--- start of DATASET ROWS ---
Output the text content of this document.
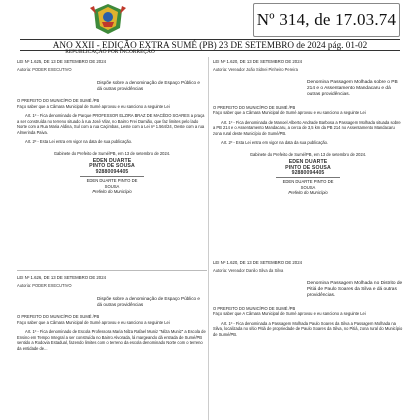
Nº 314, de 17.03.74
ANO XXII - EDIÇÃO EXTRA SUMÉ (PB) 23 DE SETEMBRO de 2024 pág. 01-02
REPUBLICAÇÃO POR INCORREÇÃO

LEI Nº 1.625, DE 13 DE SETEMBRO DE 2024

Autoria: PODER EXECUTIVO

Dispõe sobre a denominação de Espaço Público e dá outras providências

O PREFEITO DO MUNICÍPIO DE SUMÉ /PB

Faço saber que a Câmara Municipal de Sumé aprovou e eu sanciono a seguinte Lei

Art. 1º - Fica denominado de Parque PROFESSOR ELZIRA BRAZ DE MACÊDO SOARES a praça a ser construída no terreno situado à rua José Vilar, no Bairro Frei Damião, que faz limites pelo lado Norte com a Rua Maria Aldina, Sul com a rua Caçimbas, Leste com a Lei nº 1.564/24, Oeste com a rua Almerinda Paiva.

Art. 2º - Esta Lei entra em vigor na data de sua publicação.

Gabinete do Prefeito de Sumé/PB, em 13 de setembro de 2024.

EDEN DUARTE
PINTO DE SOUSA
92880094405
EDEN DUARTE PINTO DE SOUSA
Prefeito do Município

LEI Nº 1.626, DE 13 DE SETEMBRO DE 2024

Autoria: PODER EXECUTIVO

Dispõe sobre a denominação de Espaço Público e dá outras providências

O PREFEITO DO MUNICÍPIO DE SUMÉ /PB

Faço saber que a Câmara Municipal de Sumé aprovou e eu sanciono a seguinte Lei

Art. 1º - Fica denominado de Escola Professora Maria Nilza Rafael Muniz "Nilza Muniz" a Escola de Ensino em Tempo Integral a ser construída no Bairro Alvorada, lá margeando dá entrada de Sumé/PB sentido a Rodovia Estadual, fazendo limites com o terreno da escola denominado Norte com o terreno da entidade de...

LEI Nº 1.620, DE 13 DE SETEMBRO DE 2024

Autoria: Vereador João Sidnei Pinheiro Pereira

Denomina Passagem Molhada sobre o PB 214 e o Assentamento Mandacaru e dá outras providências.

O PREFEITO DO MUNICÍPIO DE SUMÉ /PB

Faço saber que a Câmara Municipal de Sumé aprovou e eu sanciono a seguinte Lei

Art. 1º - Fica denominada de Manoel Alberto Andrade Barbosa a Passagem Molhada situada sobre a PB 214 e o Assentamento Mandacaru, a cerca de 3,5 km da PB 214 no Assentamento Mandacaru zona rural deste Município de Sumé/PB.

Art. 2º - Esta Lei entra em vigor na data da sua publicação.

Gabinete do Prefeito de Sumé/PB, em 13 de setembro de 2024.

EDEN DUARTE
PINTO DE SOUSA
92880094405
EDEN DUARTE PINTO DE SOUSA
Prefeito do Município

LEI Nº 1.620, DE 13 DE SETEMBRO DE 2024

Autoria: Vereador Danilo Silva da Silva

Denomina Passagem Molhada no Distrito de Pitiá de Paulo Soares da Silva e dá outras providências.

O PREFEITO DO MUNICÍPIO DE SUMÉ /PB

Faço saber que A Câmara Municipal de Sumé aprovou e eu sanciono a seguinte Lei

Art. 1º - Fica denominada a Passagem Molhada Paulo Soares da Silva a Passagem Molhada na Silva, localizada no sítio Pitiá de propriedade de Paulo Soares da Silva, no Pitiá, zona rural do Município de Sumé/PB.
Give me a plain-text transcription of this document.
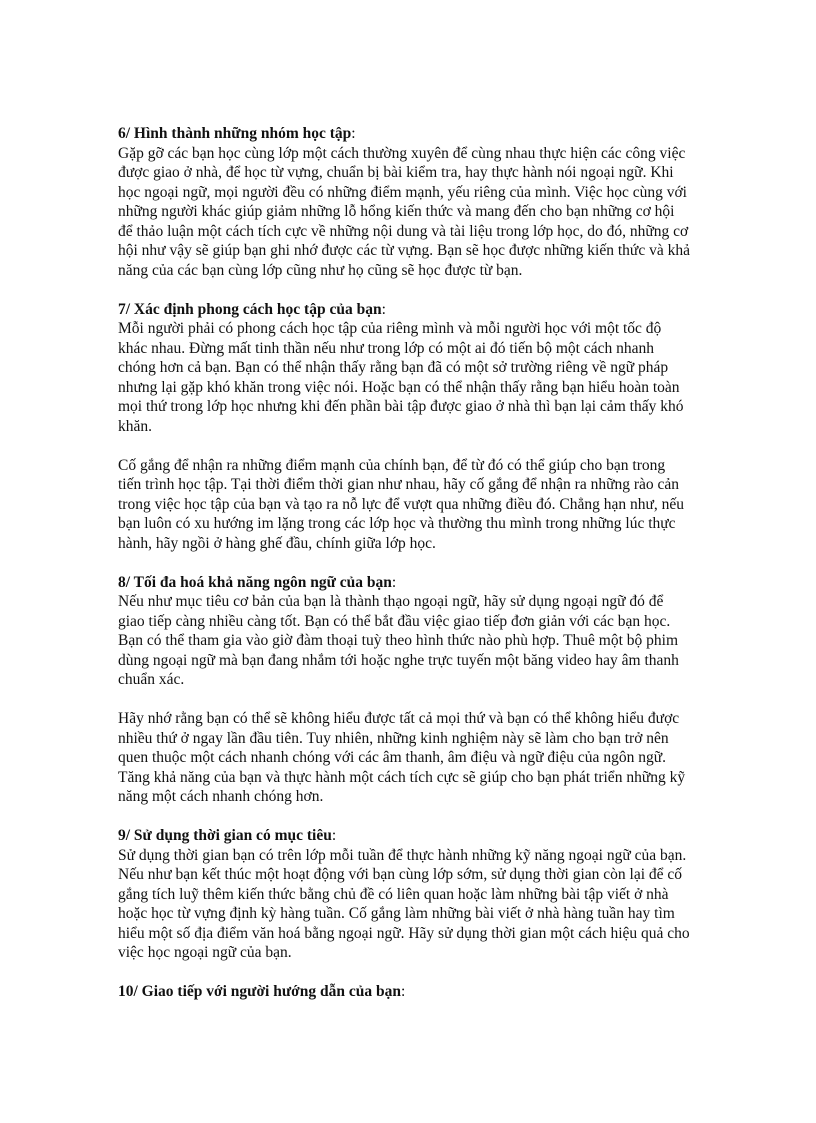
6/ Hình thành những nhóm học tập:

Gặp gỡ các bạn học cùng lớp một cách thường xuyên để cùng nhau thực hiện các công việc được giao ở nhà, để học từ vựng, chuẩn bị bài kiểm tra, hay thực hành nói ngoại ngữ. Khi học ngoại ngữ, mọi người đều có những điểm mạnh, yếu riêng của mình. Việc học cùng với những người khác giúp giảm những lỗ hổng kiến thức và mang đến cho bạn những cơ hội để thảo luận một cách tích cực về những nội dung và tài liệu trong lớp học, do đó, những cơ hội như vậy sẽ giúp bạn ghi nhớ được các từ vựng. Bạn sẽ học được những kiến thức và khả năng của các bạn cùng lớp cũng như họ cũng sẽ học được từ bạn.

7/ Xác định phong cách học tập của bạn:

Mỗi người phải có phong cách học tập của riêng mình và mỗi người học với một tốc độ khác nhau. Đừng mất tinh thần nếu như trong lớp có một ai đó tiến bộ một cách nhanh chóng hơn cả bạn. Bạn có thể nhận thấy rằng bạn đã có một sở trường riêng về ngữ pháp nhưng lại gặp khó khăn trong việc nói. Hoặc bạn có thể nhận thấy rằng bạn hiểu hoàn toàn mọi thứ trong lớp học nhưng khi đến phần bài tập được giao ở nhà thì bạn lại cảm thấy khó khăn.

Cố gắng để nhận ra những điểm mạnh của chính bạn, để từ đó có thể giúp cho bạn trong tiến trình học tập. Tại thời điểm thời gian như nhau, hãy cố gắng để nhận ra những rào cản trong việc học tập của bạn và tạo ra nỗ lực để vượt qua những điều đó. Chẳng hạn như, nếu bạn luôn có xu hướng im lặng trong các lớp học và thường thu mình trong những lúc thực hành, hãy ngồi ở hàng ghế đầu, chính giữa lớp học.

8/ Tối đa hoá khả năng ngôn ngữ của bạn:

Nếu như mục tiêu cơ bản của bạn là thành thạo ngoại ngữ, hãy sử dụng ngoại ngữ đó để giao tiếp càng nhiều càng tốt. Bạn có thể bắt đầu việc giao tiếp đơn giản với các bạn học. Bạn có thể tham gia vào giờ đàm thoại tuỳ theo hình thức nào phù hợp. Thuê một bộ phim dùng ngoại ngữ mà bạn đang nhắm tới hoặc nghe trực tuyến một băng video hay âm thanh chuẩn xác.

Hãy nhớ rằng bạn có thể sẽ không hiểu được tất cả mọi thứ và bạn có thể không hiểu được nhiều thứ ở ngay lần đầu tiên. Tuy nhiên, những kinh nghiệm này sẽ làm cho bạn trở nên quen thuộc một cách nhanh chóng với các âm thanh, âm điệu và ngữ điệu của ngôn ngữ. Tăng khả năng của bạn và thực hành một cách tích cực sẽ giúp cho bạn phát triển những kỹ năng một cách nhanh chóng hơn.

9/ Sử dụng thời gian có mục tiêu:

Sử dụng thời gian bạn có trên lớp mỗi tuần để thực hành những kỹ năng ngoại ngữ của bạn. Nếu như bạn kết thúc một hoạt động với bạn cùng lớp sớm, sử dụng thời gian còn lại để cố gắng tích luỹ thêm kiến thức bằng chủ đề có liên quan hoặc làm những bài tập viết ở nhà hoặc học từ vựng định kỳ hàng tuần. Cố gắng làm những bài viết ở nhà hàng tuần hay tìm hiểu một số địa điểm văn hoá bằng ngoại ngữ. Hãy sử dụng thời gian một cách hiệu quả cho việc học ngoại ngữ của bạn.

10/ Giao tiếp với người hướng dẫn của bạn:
--- end of DATASET ROWS ---
EXERCISE DETAILS -
Repeat each record exactly as shown above, dropping all images.

THE RESPONSE -
Output the text content of this document.
Nº 314, de 17.03.74
ANO XXII - EDIÇÃO EXTRA SUMÉ (PB) 23 DE SETEMBRO de 2024 pág. 01-02
REPUBLICAÇÃO POR INCORREÇÃO

LEI Nº 1.625, DE 13 DE SETEMBRO DE 2024

Autoria: PODER EXECUTIVO

Dispõe sobre a denominação de Espaço Público e dá outras providências

O PREFEITO DO MUNICÍPIO DE SUMÉ /PB

Faço saber que a Câmara Municipal de Sumé aprovou e eu sanciono a seguinte Lei

Art. 1º - Fica denominado de Parque PROFESSOR ELZIRA BRAZ DE MACÊDO SOARES a praça a ser construída no terreno situado à rua José Vilar, no Bairro Frei Damião, que faz limites pelo lado Norte com a Rua Maria Aldina, Sul com a rua Caçimbas, Leste com a Lei nº 1.564/24, Oeste com a rua Almerinda Paiva.

Art. 2º - Esta Lei entra em vigor na data de sua publicação.

Gabinete do Prefeito de Sumé/PB, em 13 de setembro de 2024.

EDEN DUARTE
PINTO DE SOUSA
92880094405
EDEN DUARTE PINTO DE SOUSA
Prefeito do Município

LEI Nº 1.626, DE 13 DE SETEMBRO DE 2024

Autoria: PODER EXECUTIVO

Dispõe sobre a denominação de Espaço Público e dá outras providências

O PREFEITO DO MUNICÍPIO DE SUMÉ /PB

Faço saber que a Câmara Municipal de Sumé aprovou e eu sanciono a seguinte Lei

Art. 1º - Fica denominado de Escola Professora Maria Nilza Rafael Muniz "Nilza Muniz" a Escola de Ensino em Tempo Integral a ser construída no Bairro Alvorada, lá margeando dá entrada de Sumé/PB sentido a Rodovia Estadual, fazendo limites com o terreno da escola denominado Norte com o terreno da entidade de...

LEI Nº 1.620, DE 13 DE SETEMBRO DE 2024

Autoria: Vereador João Sidnei Pinheiro Pereira

Denomina Passagem Molhada sobre o PB 214 e o Assentamento Mandacaru e dá outras providências.

O PREFEITO DO MUNICÍPIO DE SUMÉ /PB

Faço saber que a Câmara Municipal de Sumé aprovou e eu sanciono a seguinte Lei

Art. 1º - Fica denominada de Manoel Alberto Andrade Barbosa a Passagem Molhada situada sobre a PB 214 e o Assentamento Mandacaru, a cerca de 3,5 km da PB 214 no Assentamento Mandacaru zona rural deste Município de Sumé/PB.

Art. 2º - Esta Lei entra em vigor na data da sua publicação.

Gabinete do Prefeito de Sumé/PB, em 13 de setembro de 2024.

EDEN DUARTE
PINTO DE SOUSA
92880094405
EDEN DUARTE PINTO DE SOUSA
Prefeito do Município

LEI Nº 1.620, DE 13 DE SETEMBRO DE 2024

Autoria: Vereador Danilo Silva da Silva

Denomina Passagem Molhada no Distrito de Pitiá de Paulo Soares da Silva e dá outras providências.

O PREFEITO DO MUNICÍPIO DE SUMÉ /PB

Faço saber que A Câmara Municipal de Sumé aprovou e eu sanciono a seguinte Lei

Art. 1º - Fica denominada a Passagem Molhada Paulo Soares da Silva a Passagem Molhada na Silva, localizada no sítio Pitiá de propriedade de Paulo Soares da Silva, no Pitiá, zona rural do Município de Sumé/PB.
Give me a plain-text transcription of this document.
6/ Hình thành những nhóm học tập:

Gặp gỡ các bạn học cùng lớp một cách thường xuyên để cùng nhau thực hiện các công việc được giao ở nhà, để học từ vựng, chuẩn bị bài kiểm tra, hay thực hành nói ngoại ngữ. Khi học ngoại ngữ, mọi người đều có những điểm mạnh, yếu riêng của mình. Việc học cùng với những người khác giúp giảm những lỗ hổng kiến thức và mang đến cho bạn những cơ hội để thảo luận một cách tích cực về những nội dung và tài liệu trong lớp học, do đó, những cơ hội như vậy sẽ giúp bạn ghi nhớ được các từ vựng. Bạn sẽ học được những kiến thức và khả năng của các bạn cùng lớp cũng như họ cũng sẽ học được từ bạn.

7/ Xác định phong cách học tập của bạn:

Mỗi người phải có phong cách học tập của riêng mình và mỗi người học với một tốc độ khác nhau. Đừng mất tinh thần nếu như trong lớp có một ai đó tiến bộ một cách nhanh chóng hơn cả bạn. Bạn có thể nhận thấy rằng bạn đã có một sở trường riêng về ngữ pháp nhưng lại gặp khó khăn trong việc nói. Hoặc bạn có thể nhận thấy rằng bạn hiểu hoàn toàn mọi thứ trong lớp học nhưng khi đến phần bài tập được giao ở nhà thì bạn lại cảm thấy khó khăn.

Cố gắng để nhận ra những điểm mạnh của chính bạn, để từ đó có thể giúp cho bạn trong tiến trình học tập. Tại thời điểm thời gian như nhau, hãy cố gắng để nhận ra những rào cản trong việc học tập của bạn và tạo ra nỗ lực để vượt qua những điều đó. Chẳng hạn như, nếu bạn luôn có xu hướng im lặng trong các lớp học và thường thu mình trong những lúc thực hành, hãy ngồi ở hàng ghế đầu, chính giữa lớp học.

8/ Tối đa hoá khả năng ngôn ngữ của bạn:

Nếu như mục tiêu cơ bản của bạn là thành thạo ngoại ngữ, hãy sử dụng ngoại ngữ đó để giao tiếp càng nhiều càng tốt. Bạn có thể bắt đầu việc giao tiếp đơn giản với các bạn học. Bạn có thể tham gia vào giờ đàm thoại tuỳ theo hình thức nào phù hợp. Thuê một bộ phim dùng ngoại ngữ mà bạn đang nhắm tới hoặc nghe trực tuyến một băng video hay âm thanh chuẩn xác.

Hãy nhớ rằng bạn có thể sẽ không hiểu được tất cả mọi thứ và bạn có thể không hiểu được nhiều thứ ở ngay lần đầu tiên. Tuy nhiên, những kinh nghiệm này sẽ làm cho bạn trở nên quen thuộc một cách nhanh chóng với các âm thanh, âm điệu và ngữ điệu của ngôn ngữ. Tăng khả năng của bạn và thực hành một cách tích cực sẽ giúp cho bạn phát triển những kỹ năng một cách nhanh chóng hơn.

9/ Sử dụng thời gian có mục tiêu:

Sử dụng thời gian bạn có trên lớp mỗi tuần để thực hành những kỹ năng ngoại ngữ của bạn. Nếu như bạn kết thúc một hoạt động với bạn cùng lớp sớm, sử dụng thời gian còn lại để cố gắng tích luỹ thêm kiến thức bằng chủ đề có liên quan hoặc làm những bài tập viết ở nhà hoặc học từ vựng định kỳ hàng tuần. Cố gắng làm những bài viết ở nhà hàng tuần hay tìm hiểu một số địa điểm văn hoá bằng ngoại ngữ. Hãy sử dụng thời gian một cách hiệu quả cho việc học ngoại ngữ của bạn.

10/ Giao tiếp với người hướng dẫn của bạn:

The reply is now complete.